(Chart and figure data)
>>>
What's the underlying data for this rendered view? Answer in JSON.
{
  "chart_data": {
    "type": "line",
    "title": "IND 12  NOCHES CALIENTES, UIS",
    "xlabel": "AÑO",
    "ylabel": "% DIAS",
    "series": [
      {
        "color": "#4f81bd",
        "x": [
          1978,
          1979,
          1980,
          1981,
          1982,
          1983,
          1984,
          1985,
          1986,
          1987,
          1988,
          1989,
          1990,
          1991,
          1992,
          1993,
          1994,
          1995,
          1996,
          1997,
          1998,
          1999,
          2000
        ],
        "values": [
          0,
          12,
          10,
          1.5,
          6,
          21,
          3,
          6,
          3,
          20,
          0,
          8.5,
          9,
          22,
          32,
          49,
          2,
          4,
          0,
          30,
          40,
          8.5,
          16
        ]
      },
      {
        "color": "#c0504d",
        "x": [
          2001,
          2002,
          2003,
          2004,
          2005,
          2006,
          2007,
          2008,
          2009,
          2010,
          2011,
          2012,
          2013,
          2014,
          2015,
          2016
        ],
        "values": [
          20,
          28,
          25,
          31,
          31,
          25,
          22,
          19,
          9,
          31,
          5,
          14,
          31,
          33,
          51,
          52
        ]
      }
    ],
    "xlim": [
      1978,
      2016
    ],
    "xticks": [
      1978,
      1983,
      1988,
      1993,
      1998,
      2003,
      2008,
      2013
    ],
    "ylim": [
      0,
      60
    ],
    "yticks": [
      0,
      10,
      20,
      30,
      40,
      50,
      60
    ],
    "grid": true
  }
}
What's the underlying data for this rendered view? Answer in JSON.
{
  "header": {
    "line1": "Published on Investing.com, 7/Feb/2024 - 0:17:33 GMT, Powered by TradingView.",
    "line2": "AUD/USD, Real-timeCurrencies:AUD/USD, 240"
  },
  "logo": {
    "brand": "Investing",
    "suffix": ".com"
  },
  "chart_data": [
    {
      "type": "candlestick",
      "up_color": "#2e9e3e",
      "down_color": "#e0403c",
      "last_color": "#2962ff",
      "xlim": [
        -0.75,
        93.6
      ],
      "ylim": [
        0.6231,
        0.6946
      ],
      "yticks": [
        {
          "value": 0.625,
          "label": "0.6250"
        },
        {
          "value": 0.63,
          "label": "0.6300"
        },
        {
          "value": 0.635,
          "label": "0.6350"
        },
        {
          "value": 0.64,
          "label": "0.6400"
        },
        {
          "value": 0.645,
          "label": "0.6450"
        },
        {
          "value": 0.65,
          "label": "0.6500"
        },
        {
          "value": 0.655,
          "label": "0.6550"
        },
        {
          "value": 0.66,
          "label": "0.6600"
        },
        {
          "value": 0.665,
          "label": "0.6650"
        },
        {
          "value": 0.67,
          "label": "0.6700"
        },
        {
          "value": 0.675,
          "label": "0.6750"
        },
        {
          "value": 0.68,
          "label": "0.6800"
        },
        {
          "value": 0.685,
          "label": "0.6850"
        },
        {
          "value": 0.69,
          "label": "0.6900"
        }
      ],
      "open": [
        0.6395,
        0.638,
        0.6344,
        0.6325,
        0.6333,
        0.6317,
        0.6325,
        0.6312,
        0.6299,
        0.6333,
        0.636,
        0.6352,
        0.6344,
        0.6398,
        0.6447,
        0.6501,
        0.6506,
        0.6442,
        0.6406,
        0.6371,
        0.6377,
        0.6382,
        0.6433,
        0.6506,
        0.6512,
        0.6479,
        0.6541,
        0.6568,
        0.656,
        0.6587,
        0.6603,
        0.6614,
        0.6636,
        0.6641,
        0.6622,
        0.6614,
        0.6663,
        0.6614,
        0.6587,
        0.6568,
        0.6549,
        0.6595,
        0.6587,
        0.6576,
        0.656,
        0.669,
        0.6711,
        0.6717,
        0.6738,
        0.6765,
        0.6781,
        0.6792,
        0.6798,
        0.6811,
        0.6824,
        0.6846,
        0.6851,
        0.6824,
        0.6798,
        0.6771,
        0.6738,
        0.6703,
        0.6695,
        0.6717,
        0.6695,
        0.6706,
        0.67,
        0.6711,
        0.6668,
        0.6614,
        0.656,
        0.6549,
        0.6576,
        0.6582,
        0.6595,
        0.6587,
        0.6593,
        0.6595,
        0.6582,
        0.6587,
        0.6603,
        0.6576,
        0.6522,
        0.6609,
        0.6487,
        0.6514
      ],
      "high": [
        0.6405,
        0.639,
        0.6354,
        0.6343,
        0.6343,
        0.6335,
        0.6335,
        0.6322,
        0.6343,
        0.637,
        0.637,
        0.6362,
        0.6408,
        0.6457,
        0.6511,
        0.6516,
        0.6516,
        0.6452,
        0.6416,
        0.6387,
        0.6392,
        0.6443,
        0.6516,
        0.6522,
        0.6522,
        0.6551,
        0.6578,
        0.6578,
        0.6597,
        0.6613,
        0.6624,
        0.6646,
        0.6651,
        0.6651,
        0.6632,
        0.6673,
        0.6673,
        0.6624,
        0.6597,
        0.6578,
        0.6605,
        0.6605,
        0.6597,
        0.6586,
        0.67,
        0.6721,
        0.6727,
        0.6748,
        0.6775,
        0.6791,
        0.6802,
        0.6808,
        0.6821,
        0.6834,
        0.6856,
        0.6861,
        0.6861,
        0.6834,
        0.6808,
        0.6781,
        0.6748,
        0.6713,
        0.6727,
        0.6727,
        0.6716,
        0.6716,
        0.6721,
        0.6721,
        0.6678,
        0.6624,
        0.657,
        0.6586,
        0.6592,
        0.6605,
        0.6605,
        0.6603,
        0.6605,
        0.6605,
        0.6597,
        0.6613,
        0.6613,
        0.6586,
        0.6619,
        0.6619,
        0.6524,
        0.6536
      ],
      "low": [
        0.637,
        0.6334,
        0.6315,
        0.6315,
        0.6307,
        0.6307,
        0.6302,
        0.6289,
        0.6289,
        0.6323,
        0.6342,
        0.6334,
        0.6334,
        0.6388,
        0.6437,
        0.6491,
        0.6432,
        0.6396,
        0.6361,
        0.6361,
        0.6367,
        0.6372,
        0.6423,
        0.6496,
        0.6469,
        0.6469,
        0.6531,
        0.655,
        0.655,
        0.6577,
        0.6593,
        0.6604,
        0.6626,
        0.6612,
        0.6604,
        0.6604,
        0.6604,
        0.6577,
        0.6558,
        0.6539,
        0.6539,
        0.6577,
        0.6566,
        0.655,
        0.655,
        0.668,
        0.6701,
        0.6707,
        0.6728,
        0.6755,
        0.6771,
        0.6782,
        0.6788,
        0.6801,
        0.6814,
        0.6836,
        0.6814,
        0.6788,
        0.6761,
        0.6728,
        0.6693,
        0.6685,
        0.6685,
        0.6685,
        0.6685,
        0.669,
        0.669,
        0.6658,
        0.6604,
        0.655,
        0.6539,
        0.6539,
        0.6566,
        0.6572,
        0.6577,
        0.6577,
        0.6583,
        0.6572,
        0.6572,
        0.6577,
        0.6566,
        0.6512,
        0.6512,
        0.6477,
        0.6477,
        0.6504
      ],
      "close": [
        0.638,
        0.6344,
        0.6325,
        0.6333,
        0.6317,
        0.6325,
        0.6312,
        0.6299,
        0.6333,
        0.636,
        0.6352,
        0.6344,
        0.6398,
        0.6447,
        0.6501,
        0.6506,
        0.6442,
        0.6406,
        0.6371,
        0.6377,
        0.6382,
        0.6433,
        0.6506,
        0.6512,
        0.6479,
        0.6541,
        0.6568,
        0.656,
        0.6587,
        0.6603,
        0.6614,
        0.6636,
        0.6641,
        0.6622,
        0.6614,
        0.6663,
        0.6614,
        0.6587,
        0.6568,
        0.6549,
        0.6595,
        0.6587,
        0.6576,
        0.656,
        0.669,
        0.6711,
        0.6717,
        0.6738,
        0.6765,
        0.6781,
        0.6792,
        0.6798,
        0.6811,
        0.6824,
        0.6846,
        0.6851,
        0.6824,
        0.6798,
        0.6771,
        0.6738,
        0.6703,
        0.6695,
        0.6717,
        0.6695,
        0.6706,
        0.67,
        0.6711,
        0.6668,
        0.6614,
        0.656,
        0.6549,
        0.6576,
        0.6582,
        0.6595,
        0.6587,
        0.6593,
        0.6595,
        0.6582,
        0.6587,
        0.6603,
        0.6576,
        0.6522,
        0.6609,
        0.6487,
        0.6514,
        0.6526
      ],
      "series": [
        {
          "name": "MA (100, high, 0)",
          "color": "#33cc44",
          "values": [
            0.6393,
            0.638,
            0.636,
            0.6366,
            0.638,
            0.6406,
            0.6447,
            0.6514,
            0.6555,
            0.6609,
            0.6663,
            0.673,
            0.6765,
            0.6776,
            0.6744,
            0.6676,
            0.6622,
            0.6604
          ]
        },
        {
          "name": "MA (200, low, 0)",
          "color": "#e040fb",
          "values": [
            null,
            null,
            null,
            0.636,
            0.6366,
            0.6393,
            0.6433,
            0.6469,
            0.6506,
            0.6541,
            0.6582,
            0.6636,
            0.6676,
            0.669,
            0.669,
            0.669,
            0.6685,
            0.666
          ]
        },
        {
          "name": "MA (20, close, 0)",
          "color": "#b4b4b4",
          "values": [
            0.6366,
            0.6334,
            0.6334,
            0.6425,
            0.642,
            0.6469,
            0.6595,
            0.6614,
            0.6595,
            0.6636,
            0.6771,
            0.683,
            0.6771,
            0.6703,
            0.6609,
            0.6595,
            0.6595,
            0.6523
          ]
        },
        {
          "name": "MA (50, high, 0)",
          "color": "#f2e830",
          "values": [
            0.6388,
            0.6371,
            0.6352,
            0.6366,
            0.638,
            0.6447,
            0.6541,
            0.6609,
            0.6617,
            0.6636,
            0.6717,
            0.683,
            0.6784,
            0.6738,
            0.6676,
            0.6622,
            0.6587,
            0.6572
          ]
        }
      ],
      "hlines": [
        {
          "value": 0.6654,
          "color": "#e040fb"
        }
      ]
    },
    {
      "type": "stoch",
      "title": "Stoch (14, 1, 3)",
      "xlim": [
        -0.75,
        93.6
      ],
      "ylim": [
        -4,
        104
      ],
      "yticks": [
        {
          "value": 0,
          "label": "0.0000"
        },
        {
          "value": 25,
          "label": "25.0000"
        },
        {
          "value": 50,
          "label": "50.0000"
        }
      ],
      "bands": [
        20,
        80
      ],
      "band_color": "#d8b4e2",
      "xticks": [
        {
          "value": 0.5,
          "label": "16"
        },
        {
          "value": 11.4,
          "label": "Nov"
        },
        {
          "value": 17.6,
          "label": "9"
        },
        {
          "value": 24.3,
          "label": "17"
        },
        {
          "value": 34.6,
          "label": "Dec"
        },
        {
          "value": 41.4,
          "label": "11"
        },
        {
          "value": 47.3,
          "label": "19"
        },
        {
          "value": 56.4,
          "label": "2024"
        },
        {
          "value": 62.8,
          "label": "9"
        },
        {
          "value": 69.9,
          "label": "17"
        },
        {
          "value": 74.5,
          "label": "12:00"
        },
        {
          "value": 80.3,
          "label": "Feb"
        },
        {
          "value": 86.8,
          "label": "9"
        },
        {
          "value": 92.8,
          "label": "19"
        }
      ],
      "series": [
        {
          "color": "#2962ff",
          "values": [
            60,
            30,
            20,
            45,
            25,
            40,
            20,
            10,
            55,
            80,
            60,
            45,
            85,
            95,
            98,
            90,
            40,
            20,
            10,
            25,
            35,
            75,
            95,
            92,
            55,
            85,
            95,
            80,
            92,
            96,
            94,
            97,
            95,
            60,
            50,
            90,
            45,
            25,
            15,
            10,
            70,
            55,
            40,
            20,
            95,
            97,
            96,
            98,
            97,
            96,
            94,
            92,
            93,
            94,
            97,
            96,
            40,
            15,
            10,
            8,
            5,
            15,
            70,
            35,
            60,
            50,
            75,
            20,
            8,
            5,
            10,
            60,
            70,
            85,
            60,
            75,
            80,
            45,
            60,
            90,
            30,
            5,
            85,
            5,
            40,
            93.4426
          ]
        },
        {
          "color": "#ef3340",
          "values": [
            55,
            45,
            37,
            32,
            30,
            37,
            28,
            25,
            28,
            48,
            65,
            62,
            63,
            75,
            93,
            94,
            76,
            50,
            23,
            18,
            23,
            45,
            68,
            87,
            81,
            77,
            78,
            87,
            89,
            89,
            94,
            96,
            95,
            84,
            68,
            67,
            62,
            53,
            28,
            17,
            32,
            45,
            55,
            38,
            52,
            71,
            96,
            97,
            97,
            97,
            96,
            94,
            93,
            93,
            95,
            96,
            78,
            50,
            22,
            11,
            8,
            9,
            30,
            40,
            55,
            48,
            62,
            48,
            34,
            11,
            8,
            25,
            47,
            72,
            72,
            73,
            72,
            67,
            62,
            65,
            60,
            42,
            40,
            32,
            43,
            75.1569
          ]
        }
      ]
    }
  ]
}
<<<
Exercise objective:
From the entries above, copy every line containing the word "type".

Exercise response:
    "type": "line",
      "type": "candlestick",
      "type": "stoch",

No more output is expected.